# The exercise
Every line below that mentions the word "standard" should be copied out.

──────── Record excerpts ────────

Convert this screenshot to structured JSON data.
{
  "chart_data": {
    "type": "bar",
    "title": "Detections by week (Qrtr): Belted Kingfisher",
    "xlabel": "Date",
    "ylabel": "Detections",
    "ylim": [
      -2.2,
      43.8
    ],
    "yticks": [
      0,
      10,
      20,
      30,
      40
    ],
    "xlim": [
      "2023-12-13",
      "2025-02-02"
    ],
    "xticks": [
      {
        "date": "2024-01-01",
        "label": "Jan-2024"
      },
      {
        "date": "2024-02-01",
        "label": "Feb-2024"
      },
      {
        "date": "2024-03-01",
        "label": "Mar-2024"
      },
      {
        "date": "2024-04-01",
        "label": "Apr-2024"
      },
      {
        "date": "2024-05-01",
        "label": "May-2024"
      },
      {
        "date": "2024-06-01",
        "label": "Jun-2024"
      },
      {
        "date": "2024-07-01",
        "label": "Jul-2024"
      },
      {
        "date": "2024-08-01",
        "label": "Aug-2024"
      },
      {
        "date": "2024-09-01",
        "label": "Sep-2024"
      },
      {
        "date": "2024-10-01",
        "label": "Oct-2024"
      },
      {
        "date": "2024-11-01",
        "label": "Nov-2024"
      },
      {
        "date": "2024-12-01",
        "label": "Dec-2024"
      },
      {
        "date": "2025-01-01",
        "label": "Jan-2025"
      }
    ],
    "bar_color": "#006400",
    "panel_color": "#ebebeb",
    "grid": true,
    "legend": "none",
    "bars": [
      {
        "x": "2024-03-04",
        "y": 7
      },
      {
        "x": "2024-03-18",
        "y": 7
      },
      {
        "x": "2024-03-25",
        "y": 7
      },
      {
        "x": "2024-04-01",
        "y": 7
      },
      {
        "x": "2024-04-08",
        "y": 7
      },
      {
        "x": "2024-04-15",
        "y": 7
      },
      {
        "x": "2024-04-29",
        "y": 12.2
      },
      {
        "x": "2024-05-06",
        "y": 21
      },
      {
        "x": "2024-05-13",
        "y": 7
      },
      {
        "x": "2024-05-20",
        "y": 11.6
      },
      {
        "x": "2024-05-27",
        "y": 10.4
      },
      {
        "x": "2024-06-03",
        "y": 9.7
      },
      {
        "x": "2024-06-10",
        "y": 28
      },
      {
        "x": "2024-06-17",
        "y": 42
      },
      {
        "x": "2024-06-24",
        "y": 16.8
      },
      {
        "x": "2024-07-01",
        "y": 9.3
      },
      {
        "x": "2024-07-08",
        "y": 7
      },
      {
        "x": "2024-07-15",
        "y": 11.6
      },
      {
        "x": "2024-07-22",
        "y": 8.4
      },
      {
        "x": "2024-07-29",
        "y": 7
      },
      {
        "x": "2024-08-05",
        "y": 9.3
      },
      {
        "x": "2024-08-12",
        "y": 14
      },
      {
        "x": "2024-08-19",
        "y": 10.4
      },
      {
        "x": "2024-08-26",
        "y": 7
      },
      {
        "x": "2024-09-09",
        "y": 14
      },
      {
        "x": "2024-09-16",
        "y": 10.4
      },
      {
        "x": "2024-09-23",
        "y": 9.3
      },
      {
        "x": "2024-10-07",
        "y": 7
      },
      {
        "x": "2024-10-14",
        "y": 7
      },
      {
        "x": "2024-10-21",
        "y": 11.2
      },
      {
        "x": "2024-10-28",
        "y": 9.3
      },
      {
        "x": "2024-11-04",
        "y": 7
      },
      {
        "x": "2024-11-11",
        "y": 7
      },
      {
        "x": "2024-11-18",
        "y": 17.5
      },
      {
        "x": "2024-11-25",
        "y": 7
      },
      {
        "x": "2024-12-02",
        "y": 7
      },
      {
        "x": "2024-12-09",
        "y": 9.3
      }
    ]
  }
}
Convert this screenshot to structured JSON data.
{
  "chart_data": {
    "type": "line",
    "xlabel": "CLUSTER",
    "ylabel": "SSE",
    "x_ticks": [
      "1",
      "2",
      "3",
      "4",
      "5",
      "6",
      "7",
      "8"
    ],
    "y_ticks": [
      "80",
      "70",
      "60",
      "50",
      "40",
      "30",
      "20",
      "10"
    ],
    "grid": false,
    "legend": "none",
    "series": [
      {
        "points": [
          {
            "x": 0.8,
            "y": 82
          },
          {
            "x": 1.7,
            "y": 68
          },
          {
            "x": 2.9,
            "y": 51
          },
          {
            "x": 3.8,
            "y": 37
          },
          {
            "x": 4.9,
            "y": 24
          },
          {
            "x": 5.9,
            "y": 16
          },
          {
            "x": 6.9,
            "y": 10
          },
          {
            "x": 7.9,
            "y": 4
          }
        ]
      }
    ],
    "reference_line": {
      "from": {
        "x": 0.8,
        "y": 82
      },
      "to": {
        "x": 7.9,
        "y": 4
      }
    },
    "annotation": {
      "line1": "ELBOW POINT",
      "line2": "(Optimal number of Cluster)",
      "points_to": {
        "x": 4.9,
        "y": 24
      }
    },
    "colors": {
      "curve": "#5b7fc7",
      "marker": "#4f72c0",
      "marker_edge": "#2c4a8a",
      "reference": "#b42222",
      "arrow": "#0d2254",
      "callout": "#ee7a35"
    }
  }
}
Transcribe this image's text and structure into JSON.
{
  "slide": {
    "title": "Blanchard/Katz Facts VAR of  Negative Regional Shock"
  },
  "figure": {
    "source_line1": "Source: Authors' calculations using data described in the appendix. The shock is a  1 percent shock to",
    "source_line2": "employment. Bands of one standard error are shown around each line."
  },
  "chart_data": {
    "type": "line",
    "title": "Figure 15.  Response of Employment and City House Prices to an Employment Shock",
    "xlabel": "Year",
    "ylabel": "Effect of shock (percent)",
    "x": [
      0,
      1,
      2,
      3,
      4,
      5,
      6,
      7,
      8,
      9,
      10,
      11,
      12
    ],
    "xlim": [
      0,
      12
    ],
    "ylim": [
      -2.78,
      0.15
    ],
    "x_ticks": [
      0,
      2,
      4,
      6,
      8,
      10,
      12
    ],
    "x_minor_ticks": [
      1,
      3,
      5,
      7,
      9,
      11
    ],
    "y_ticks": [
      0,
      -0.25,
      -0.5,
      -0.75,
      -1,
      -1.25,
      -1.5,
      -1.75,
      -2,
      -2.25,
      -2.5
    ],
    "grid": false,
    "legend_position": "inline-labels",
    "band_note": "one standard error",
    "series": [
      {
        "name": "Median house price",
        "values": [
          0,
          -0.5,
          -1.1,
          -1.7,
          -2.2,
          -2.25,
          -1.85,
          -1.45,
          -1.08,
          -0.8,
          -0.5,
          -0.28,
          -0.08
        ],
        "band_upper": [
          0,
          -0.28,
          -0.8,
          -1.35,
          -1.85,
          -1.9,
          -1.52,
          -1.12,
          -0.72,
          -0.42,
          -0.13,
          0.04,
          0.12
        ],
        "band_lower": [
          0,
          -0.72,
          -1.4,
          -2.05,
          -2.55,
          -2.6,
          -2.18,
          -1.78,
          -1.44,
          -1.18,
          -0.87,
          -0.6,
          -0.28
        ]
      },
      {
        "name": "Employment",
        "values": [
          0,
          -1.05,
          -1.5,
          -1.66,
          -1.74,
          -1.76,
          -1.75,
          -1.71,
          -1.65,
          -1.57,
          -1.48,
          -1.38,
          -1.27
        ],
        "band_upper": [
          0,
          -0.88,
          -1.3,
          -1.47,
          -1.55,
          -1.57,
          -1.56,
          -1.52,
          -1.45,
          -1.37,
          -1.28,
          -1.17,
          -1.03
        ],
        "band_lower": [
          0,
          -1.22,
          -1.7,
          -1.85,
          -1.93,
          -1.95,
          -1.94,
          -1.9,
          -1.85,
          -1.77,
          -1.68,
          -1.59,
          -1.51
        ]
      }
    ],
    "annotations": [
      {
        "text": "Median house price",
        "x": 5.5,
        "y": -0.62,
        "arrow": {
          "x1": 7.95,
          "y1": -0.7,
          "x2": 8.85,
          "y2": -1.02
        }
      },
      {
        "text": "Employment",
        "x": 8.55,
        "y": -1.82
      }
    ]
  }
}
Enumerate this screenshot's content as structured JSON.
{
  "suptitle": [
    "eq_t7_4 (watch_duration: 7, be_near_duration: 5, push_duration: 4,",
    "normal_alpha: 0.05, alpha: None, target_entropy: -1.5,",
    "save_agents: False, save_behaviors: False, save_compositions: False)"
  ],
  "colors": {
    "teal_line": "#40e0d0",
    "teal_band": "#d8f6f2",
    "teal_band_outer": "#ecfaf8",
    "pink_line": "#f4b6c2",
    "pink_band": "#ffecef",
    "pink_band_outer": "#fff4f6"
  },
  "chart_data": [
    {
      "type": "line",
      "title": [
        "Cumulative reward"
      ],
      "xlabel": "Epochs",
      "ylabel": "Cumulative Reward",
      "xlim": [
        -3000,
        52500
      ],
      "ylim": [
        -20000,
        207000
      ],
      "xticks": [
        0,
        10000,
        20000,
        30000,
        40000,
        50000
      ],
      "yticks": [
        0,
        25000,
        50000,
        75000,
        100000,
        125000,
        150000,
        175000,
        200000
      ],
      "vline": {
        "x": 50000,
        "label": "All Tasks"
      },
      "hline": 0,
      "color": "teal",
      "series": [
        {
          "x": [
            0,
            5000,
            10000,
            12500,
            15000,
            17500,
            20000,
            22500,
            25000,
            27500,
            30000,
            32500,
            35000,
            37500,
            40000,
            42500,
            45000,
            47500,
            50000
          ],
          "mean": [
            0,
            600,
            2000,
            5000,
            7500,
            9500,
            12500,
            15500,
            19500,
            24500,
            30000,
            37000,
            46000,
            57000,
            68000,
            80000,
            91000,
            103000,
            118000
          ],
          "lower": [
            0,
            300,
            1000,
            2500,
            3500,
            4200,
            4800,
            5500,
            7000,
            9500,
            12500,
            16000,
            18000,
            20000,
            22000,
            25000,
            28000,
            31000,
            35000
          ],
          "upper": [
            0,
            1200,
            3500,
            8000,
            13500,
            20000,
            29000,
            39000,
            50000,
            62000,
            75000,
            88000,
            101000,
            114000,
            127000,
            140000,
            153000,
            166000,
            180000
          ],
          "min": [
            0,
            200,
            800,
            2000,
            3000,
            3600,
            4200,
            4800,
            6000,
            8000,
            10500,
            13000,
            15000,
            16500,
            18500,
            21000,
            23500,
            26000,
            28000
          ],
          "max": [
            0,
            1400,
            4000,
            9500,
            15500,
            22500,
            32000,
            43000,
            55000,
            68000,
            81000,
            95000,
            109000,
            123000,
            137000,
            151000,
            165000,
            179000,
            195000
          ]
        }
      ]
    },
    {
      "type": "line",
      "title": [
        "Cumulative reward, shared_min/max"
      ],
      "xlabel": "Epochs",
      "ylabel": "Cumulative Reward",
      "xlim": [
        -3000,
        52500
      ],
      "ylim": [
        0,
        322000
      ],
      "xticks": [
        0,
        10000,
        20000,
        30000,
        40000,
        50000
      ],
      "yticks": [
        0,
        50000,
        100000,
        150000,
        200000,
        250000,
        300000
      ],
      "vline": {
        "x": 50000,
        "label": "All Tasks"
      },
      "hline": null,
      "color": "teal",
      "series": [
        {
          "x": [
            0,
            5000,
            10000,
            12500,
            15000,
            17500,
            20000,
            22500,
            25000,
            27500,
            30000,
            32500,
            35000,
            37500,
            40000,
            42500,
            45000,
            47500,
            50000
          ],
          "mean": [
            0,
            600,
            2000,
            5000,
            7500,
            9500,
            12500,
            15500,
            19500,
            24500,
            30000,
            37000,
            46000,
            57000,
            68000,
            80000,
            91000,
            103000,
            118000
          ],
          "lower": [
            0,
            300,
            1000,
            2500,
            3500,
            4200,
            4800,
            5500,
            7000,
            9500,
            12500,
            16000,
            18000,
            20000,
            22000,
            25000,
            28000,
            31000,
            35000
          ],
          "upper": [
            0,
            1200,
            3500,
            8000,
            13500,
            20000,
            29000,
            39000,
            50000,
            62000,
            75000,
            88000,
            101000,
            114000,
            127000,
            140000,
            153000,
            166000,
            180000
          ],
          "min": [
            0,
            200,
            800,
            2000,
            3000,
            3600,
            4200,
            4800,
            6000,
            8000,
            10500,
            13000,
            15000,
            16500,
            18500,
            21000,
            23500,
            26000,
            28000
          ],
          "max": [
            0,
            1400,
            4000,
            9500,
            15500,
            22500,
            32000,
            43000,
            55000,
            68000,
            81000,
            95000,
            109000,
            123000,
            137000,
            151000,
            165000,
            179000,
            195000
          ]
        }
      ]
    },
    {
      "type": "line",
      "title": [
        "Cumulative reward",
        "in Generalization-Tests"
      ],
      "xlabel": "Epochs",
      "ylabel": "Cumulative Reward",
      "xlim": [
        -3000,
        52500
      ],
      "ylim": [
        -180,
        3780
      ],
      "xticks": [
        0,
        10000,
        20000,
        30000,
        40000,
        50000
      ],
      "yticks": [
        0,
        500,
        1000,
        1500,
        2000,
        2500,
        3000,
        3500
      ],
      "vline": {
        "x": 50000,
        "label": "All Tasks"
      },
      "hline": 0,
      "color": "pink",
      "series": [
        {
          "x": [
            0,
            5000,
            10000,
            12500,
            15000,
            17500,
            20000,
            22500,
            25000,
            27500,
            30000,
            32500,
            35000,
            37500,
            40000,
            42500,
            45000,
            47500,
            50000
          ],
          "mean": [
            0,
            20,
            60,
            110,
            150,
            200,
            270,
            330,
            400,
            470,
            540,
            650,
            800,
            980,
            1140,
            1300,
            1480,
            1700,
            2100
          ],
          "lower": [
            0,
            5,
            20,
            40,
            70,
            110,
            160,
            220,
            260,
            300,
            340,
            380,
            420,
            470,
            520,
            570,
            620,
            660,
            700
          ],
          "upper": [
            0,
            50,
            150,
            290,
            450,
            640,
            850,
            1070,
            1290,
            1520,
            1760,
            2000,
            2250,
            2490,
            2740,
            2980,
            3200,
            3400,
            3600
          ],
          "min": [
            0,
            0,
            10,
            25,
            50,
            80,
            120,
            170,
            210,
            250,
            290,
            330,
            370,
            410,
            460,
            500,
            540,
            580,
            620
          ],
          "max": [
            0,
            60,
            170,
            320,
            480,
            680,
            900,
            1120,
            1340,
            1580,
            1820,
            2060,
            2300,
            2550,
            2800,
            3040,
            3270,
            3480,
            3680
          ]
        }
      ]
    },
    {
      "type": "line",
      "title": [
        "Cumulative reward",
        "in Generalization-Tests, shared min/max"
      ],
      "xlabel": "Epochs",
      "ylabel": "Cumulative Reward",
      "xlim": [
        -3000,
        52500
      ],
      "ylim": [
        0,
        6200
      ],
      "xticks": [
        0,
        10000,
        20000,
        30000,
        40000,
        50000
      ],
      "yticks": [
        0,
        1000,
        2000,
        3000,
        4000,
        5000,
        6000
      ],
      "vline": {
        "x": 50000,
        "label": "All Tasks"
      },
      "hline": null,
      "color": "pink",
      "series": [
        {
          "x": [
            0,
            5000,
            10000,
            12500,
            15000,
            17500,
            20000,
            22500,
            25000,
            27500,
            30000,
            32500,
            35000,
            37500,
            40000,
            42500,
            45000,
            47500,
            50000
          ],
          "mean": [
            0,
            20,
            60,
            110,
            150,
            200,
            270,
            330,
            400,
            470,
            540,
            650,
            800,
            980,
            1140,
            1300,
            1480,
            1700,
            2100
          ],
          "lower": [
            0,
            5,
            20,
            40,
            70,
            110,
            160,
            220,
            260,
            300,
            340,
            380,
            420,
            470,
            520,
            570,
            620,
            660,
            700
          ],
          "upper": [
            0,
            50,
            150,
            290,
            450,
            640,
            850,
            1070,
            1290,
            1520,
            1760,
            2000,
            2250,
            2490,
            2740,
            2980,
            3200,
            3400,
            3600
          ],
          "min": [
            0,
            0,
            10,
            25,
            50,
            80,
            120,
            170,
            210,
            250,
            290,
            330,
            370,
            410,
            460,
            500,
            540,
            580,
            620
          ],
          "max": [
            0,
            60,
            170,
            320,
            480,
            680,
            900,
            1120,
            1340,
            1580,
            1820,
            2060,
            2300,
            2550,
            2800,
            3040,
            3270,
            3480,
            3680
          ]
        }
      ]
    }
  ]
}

────────

# Written reply
    "source_line2": "employment. Bands of one standard error are shown around each line."
    "band_note": "one standard error",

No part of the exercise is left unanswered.